• [REQUIREMENT]
Each entry must be reproduced precisely as it stands.

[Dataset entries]

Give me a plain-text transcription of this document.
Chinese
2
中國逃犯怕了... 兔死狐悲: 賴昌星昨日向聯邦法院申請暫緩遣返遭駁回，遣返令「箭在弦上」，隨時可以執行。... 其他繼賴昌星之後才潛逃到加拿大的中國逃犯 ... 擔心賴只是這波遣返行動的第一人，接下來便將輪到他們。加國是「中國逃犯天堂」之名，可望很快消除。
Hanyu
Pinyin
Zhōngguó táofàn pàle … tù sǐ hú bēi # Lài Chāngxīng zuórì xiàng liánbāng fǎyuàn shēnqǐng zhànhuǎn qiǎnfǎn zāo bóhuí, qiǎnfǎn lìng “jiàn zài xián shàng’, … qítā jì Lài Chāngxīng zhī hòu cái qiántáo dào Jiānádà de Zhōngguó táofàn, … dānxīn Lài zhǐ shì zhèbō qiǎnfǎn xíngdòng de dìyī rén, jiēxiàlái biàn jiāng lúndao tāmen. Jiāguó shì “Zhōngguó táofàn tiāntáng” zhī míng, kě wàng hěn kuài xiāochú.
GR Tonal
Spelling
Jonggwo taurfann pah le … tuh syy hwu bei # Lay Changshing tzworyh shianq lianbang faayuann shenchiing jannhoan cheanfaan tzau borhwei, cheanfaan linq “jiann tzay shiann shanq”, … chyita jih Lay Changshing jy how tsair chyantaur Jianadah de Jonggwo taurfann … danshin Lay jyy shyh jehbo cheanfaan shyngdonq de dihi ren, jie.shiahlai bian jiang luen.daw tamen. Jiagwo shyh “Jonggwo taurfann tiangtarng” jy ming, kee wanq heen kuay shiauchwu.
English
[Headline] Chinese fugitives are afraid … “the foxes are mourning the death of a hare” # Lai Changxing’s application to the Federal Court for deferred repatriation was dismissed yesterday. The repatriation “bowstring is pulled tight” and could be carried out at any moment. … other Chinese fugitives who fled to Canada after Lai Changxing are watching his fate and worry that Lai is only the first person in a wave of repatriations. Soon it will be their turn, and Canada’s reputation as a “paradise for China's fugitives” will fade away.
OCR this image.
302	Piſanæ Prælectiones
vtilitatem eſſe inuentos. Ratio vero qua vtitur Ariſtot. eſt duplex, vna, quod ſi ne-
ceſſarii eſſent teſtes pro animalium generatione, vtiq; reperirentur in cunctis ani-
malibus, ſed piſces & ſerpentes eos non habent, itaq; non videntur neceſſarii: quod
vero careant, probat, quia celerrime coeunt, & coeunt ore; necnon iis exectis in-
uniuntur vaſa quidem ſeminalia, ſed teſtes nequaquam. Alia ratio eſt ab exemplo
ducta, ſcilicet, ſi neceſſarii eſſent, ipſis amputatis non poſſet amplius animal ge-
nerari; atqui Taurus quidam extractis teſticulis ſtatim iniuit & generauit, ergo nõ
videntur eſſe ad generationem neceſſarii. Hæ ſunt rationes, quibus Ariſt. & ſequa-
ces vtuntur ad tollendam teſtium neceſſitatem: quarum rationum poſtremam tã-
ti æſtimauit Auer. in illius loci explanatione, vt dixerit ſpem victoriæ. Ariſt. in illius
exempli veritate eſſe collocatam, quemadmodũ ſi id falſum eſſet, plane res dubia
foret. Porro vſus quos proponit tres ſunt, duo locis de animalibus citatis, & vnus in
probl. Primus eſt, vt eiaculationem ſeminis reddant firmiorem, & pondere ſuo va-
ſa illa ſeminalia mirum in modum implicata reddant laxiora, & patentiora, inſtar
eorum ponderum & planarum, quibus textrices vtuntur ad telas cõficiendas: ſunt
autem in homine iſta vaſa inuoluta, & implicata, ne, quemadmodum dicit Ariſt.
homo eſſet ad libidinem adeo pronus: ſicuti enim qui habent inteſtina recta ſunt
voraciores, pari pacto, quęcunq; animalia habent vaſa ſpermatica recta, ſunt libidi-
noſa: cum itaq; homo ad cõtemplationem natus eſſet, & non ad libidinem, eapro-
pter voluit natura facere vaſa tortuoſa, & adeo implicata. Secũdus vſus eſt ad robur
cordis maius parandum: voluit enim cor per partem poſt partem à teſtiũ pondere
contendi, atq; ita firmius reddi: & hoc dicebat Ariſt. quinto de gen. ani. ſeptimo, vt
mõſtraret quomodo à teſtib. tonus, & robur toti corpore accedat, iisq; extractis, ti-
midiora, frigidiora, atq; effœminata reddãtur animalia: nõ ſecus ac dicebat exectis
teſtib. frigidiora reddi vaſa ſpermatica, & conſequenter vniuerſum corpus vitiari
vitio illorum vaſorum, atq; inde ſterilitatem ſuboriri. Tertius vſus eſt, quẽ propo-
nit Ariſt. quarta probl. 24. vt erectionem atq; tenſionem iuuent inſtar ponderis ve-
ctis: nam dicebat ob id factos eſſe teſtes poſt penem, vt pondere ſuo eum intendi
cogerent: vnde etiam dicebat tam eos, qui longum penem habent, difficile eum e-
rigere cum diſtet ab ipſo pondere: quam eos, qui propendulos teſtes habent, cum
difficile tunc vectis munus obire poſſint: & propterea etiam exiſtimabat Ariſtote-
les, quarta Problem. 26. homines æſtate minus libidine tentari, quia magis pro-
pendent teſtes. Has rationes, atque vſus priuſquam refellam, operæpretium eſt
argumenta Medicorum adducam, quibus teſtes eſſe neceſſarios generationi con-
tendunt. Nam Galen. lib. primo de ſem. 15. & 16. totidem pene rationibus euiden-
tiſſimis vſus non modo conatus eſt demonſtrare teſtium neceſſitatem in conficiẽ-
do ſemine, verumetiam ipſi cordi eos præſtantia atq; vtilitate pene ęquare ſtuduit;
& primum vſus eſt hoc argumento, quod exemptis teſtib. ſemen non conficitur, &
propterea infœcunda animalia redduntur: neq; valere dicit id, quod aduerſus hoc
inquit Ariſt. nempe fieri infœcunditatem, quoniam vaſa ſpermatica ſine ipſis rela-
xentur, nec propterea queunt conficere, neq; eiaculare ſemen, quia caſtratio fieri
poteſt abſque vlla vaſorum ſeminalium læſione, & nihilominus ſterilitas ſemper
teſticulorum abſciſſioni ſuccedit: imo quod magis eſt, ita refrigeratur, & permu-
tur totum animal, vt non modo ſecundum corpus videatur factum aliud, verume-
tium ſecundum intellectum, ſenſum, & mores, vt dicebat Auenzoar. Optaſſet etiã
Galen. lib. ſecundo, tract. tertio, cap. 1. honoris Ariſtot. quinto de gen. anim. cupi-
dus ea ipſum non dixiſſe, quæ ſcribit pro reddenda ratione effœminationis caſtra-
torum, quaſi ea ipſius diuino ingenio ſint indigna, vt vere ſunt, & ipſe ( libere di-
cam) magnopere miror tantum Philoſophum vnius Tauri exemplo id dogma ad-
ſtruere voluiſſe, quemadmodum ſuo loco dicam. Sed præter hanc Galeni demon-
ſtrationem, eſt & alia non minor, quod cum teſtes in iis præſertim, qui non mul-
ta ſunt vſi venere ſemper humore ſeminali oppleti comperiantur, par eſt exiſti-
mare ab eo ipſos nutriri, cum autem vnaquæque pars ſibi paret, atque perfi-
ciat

• [COMPLETED EXERCISE]
Give me a plain-text transcription of this document.
Chinese
2
中國逃犯怕了... 兔死狐悲: 賴昌星昨日向聯邦法院申請暫緩遣返遭駁回，遣返令「箭在弦上」，隨時可以執行。... 其他繼賴昌星之後才潛逃到加拿大的中國逃犯 ... 擔心賴只是這波遣返行動的第一人，接下來便將輪到他們。加國是「中國逃犯天堂」之名，可望很快消除。
Hanyu
Pinyin
Zhōngguó táofàn pàle … tù sǐ hú bēi # Lài Chāngxīng zuórì xiàng liánbāng fǎyuàn shēnqǐng zhànhuǎn qiǎnfǎn zāo bóhuí, qiǎnfǎn lìng “jiàn zài xián shàng’, … qítā jì Lài Chāngxīng zhī hòu cái qiántáo dào Jiānádà de Zhōngguó táofàn, … dānxīn Lài zhǐ shì zhèbō qiǎnfǎn xíngdòng de dìyī rén, jiēxiàlái biàn jiāng lúndao tāmen. Jiāguó shì “Zhōngguó táofàn tiāntáng” zhī míng, kě wàng hěn kuài xiāochú.
GR Tonal
Spelling
Jonggwo taurfann pah le … tuh syy hwu bei # Lay Changshing tzworyh shianq lianbang faayuann shenchiing jannhoan cheanfaan tzau borhwei, cheanfaan linq “jiann tzay shiann shanq”, … chyita jih Lay Changshing jy how tsair chyantaur Jianadah de Jonggwo taurfann … danshin Lay jyy shyh jehbo cheanfaan shyngdonq de dihi ren, jie.shiahlai bian jiang luen.daw tamen. Jiagwo shyh “Jonggwo taurfann tiangtarng” jy ming, kee wanq heen kuay shiauchwu.
English
[Headline] Chinese fugitives are afraid … “the foxes are mourning the death of a hare” # Lai Changxing’s application to the Federal Court for deferred repatriation was dismissed yesterday. The repatriation “bowstring is pulled tight” and could be carried out at any moment. … other Chinese fugitives who fled to Canada after Lai Changxing are watching his fate and worry that Lai is only the first person in a wave of repatriations. Soon it will be their turn, and Canada’s reputation as a “paradise for China's fugitives” will fade away.
OCR this image.
302	Piſanæ Prælectiones
vtilitatem eſſe inuentos. Ratio vero qua vtitur Ariſtot. eſt duplex, vna, quod ſi ne-
ceſſarii eſſent teſtes pro animalium generatione, vtiq; reperirentur in cunctis ani-
malibus, ſed piſces & ſerpentes eos non habent, itaq; non videntur neceſſarii: quod
vero careant, probat, quia celerrime coeunt, & coeunt ore; necnon iis exectis in-
uniuntur vaſa quidem ſeminalia, ſed teſtes nequaquam. Alia ratio eſt ab exemplo
ducta, ſcilicet, ſi neceſſarii eſſent, ipſis amputatis non poſſet amplius animal ge-
nerari; atqui Taurus quidam extractis teſticulis ſtatim iniuit & generauit, ergo nõ
videntur eſſe ad generationem neceſſarii. Hæ ſunt rationes, quibus Ariſt. & ſequa-
ces vtuntur ad tollendam teſtium neceſſitatem: quarum rationum poſtremam tã-
ti æſtimauit Auer. in illius loci explanatione, vt dixerit ſpem victoriæ. Ariſt. in illius
exempli veritate eſſe collocatam, quemadmodũ ſi id falſum eſſet, plane res dubia
foret. Porro vſus quos proponit tres ſunt, duo locis de animalibus citatis, & vnus in
probl. Primus eſt, vt eiaculationem ſeminis reddant firmiorem, & pondere ſuo va-
ſa illa ſeminalia mirum in modum implicata reddant laxiora, & patentiora, inſtar
eorum ponderum & planarum, quibus textrices vtuntur ad telas cõficiendas: ſunt
autem in homine iſta vaſa inuoluta, & implicata, ne, quemadmodum dicit Ariſt.
homo eſſet ad libidinem adeo pronus: ſicuti enim qui habent inteſtina recta ſunt
voraciores, pari pacto, quęcunq; animalia habent vaſa ſpermatica recta, ſunt libidi-
noſa: cum itaq; homo ad cõtemplationem natus eſſet, & non ad libidinem, eapro-
pter voluit natura facere vaſa tortuoſa, & adeo implicata. Secũdus vſus eſt ad robur
cordis maius parandum: voluit enim cor per partem poſt partem à teſtiũ pondere
contendi, atq; ita firmius reddi: & hoc dicebat Ariſt. quinto de gen. ani. ſeptimo, vt
mõſtraret quomodo à teſtib. tonus, & robur toti corpore accedat, iisq; extractis, ti-
midiora, frigidiora, atq; effœminata reddãtur animalia: nõ ſecus ac dicebat exectis
teſtib. frigidiora reddi vaſa ſpermatica, & conſequenter vniuerſum corpus vitiari
vitio illorum vaſorum, atq; inde ſterilitatem ſuboriri. Tertius vſus eſt, quẽ propo-
nit Ariſt. quarta probl. 24. vt erectionem atq; tenſionem iuuent inſtar ponderis ve-
ctis: nam dicebat ob id factos eſſe teſtes poſt penem, vt pondere ſuo eum intendi
cogerent: vnde etiam dicebat tam eos, qui longum penem habent, difficile eum e-
rigere cum diſtet ab ipſo pondere: quam eos, qui propendulos teſtes habent, cum
difficile tunc vectis munus obire poſſint: & propterea etiam exiſtimabat Ariſtote-
les, quarta Problem. 26. homines æſtate minus libidine tentari, quia magis pro-
pendent teſtes. Has rationes, atque vſus priuſquam refellam, operæpretium eſt
argumenta Medicorum adducam, quibus teſtes eſſe neceſſarios generationi con-
tendunt. Nam Galen. lib. primo de ſem. 15. & 16. totidem pene rationibus euiden-
tiſſimis vſus non modo conatus eſt demonſtrare teſtium neceſſitatem in conficiẽ-
do ſemine, verumetiam ipſi cordi eos præſtantia atq; vtilitate pene ęquare ſtuduit;
& primum vſus eſt hoc argumento, quod exemptis teſtib. ſemen non conficitur, &
propterea infœcunda animalia redduntur: neq; valere dicit id, quod aduerſus hoc
inquit Ariſt. nempe fieri infœcunditatem, quoniam vaſa ſpermatica ſine ipſis rela-
xentur, nec propterea queunt conficere, neq; eiaculare ſemen, quia caſtratio fieri
poteſt abſque vlla vaſorum ſeminalium læſione, & nihilominus ſterilitas ſemper
teſticulorum abſciſſioni ſuccedit: imo quod magis eſt, ita refrigeratur, & permu-
tur totum animal, vt non modo ſecundum corpus videatur factum aliud, verume-
tium ſecundum intellectum, ſenſum, & mores, vt dicebat Auenzoar. Optaſſet etiã
Galen. lib. ſecundo, tract. tertio, cap. 1. honoris Ariſtot. quinto de gen. anim. cupi-
dus ea ipſum non dixiſſe, quæ ſcribit pro reddenda ratione effœminationis caſtra-
torum, quaſi ea ipſius diuino ingenio ſint indigna, vt vere ſunt, & ipſe ( libere di-
cam) magnopere miror tantum Philoſophum vnius Tauri exemplo id dogma ad-
ſtruere voluiſſe, quemadmodum ſuo loco dicam. Sed præter hanc Galeni demon-
ſtrationem, eſt & alia non minor, quod cum teſtes in iis præſertim, qui non mul-
ta ſunt vſi venere ſemper humore ſeminali oppleti comperiantur, par eſt exiſti-
mare ab eo ipſos nutriri, cum autem vnaquæque pars ſibi paret, atque perfi-
ciat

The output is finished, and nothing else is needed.